Given data:
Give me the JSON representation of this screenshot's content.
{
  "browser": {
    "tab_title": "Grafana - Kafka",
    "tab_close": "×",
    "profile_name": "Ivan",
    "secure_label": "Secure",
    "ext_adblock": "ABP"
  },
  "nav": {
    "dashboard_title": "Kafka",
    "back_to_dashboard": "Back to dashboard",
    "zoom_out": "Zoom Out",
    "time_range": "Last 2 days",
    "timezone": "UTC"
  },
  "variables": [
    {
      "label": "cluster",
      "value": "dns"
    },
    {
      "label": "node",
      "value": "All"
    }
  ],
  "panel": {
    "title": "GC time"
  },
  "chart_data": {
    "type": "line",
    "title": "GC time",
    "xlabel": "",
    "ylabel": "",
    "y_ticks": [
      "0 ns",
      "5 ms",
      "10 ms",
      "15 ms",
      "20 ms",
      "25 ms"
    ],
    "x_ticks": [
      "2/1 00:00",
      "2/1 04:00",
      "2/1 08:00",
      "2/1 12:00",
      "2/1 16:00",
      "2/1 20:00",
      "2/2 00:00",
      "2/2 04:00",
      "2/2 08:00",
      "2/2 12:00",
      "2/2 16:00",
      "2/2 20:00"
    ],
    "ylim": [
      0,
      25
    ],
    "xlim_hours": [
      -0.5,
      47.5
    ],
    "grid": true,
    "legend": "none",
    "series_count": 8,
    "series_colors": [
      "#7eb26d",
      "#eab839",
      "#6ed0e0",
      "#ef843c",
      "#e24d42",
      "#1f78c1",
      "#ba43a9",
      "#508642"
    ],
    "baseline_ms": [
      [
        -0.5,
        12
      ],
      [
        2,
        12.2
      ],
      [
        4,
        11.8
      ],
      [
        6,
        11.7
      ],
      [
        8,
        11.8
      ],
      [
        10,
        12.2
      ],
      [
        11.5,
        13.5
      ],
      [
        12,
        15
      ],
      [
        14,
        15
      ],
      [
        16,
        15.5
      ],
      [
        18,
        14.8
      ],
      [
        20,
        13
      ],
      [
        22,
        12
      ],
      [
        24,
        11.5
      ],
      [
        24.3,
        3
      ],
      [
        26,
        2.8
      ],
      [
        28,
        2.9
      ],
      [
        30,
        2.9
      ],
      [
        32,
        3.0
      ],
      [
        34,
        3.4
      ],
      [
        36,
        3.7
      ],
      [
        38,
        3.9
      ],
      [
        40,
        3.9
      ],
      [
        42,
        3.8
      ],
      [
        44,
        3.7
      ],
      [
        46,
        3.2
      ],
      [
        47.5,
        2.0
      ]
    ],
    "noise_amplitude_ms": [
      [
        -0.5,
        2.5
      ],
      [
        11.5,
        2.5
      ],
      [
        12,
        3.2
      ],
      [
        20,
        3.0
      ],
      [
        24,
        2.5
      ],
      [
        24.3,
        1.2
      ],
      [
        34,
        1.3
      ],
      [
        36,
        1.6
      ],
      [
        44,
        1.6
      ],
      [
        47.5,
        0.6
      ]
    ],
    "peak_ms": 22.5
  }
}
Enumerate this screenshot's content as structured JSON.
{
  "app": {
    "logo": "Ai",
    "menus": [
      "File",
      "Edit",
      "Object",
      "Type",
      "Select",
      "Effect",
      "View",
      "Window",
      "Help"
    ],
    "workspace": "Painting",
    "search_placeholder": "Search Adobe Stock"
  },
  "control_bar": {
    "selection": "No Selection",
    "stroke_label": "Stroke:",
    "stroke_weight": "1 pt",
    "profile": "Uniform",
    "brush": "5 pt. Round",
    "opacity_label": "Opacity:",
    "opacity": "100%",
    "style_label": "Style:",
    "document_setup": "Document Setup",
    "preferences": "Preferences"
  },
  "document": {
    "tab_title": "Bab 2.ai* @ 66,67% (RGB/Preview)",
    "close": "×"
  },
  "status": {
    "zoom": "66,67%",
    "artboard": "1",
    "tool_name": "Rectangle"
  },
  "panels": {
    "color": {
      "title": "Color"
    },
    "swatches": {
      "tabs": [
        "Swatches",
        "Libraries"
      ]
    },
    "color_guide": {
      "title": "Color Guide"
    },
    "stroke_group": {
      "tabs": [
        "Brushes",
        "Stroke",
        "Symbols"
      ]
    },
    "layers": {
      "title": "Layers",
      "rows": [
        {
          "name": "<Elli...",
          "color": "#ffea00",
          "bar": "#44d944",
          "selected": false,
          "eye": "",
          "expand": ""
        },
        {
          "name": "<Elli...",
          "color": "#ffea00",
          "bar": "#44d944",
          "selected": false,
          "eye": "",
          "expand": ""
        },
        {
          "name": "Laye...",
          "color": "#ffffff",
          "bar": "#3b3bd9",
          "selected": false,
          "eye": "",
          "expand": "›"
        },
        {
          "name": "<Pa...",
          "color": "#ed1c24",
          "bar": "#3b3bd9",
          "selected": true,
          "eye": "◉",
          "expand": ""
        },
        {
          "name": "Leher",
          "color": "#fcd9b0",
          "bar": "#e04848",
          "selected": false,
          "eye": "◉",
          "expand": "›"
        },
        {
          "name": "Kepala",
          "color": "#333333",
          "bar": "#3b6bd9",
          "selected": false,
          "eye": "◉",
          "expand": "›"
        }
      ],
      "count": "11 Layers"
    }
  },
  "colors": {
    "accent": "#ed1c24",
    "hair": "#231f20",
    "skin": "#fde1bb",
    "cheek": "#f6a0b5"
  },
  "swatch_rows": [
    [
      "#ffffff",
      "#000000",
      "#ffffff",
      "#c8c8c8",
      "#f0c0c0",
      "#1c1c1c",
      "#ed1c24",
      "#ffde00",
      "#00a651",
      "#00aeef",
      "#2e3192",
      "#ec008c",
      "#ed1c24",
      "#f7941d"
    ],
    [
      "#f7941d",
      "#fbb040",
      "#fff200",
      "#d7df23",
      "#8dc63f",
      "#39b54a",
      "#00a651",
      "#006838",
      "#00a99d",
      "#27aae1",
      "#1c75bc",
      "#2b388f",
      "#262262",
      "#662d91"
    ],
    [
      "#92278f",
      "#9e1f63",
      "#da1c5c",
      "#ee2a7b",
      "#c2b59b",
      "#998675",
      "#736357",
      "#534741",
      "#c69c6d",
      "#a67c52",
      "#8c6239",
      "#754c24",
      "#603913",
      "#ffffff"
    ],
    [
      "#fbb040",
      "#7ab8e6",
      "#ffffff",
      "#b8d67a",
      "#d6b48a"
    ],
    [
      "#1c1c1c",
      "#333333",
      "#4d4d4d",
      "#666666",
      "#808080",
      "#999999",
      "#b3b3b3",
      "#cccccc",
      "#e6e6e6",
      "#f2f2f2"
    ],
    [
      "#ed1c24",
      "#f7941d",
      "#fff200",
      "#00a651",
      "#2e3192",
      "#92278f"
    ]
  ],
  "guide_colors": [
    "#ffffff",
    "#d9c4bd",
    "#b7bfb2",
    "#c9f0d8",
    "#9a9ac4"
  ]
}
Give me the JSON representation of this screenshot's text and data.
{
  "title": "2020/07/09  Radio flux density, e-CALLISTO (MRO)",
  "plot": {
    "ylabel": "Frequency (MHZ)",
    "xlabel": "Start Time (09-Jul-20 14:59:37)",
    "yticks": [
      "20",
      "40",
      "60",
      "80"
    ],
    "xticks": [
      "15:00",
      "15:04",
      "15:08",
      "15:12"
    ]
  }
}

What the task requires: In the listing above, find the line containing "Give me the JSON representation of this screenshot's text" and please quote exactly that line through the last one, and no other lines.

Right answer:
Give me the JSON representation of this screenshot's text and data.
{
  "title": "2020/07/09  Radio flux density, e-CALLISTO (MRO)",
  "plot": {
    "ylabel": "Frequency (MHZ)",
    "xlabel": "Start Time (09-Jul-20 14:59:37)",
    "yticks": [
      "20",
      "40",
      "60",
      "80"
    ],
    "xticks": [
      "15:00",
      "15:04",
      "15:08",
      "15:12"
    ]
  }
}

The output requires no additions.